___ TEXT PASSAGE

I think we are now all getting on the same wavelength.
The one piece of this puzzle that I am still missing is understanding how it seems like this traffic research for the Signpost was a surprise to Toby and he was thinking that it would benefit from Legal's input, because if the queries were being logged then I would have thought Toby would be aware of them because he would see them in the logs, and I would think that he and others would be regularly checking the logs to make sure that all accesses look normal. Toby, can you comment on that, and also clarify what part of this you are thinking will benefit from Legal's input?
Thanks,
Pine
*This is an Encyclopedia* https://www.wikipedia.org/
*One gateway to the wide garden of knowledge, where lies The deep rock of our past, in which we must delve The well of our future,The clear water we must leave untainted for those who come after us,The fertile earth, in which truth may grow in bright places, tended by many hands,And the broad fall of sunshine, warming our first steps toward knowing how much we do not know.*
*—Catherine Munro*
On Mon, Oct 20, 2014 at 10:53 AM, Oliver Keyes okeyes@wikimedia.org wrote:
Makes sense. Yeah, I had a "assuming everyone knows what you know" moment; I appreciate the automated query logging may not be a known thing (for the reasons Jeremy sets out, it's currently accessible only via an internal proxy, which makes it a wee bit difficult for people to know that it exists ;p). Sorry about that.
We could probably do it via Hadoop (it'd be a lot easier to automate!) if we come up with some useful heuristics for what automated activity looks like. I'm hoping that the spider/bot/automation identification as part of the pageviews definition will give us some of that.

______
___ EXTRACTED ENTRIES

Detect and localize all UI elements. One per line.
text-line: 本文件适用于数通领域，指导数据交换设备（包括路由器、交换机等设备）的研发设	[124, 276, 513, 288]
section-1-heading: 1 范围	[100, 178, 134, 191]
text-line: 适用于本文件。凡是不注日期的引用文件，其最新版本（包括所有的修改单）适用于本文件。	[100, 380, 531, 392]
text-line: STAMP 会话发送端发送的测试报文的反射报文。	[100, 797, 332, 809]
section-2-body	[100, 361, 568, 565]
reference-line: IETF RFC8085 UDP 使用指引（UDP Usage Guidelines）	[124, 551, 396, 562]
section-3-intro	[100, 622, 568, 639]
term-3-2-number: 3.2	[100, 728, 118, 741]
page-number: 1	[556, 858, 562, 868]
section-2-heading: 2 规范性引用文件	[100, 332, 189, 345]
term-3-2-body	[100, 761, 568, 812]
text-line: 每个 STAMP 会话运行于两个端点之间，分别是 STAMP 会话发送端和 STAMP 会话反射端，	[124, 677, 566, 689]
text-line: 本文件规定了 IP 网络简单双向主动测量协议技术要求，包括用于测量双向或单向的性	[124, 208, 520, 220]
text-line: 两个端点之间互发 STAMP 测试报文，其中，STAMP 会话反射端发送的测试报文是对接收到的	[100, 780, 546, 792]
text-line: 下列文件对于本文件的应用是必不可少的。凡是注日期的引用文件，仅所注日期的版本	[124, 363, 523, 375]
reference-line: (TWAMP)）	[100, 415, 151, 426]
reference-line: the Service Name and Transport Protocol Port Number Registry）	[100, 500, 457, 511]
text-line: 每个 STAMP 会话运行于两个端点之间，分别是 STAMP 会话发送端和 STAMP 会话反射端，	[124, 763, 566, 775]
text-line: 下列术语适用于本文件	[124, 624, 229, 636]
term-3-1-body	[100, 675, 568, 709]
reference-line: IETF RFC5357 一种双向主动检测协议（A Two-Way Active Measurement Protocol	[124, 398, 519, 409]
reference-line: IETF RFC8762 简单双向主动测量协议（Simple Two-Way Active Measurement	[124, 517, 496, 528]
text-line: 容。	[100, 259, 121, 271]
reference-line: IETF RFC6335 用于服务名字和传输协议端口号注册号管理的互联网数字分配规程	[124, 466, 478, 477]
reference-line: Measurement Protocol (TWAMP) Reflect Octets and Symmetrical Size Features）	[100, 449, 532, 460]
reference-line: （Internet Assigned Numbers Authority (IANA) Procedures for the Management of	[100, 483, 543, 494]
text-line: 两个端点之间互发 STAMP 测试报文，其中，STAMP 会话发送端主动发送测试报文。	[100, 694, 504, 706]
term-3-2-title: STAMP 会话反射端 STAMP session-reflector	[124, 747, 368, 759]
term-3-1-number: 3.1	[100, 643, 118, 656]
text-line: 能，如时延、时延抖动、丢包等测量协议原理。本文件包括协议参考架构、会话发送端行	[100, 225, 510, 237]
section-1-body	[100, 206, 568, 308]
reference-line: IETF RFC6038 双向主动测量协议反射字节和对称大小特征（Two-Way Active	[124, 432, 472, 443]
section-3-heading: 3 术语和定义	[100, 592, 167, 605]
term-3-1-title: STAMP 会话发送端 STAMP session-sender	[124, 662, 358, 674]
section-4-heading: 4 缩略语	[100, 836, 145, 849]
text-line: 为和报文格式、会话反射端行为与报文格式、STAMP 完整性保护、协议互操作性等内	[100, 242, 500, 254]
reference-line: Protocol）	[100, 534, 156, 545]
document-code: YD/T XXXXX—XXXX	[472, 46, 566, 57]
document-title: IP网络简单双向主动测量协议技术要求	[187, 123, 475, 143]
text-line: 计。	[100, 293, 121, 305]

______

LIST OF TASKS:
**A.** How would you translate this sentence from the email thread on query logging into Spanish: "I'm hoping that the spider/bot/automation identification as part of the pageviews definition will give us some of that."
**B.** Can you resume the email thread on query logging from the point where it stops?

EXPECTED RESULTS:
**A.** Espero que la identificación de arañas/bots/automatización como parte de la definición de páginas vistas nos dé algo de eso.

**B.**
On 20 October 2014 13:50, Jeremy Baron jeremy@tuxmachine.com wrote:
On Oct 20, 2014 1:36 PM, "Oliver Keyes" okeyes@wikimedia.org wrote:
I guess mostly I'm just confused as to what you'd add on top of "SSH
keys, automated logging and transparent documentation".
I *think* Pine was asking for automatic query logging similar to what you've just said is already happening.
Eventually maybe we'll get these types of queries mostly running on hadoop+M/R. (vs. processing a local file on disk) We could publish public logs of M/R jobs and for some of them allow public download of the output. (but this particular query would not allow public downloading of the output because IP/UA string/etc.)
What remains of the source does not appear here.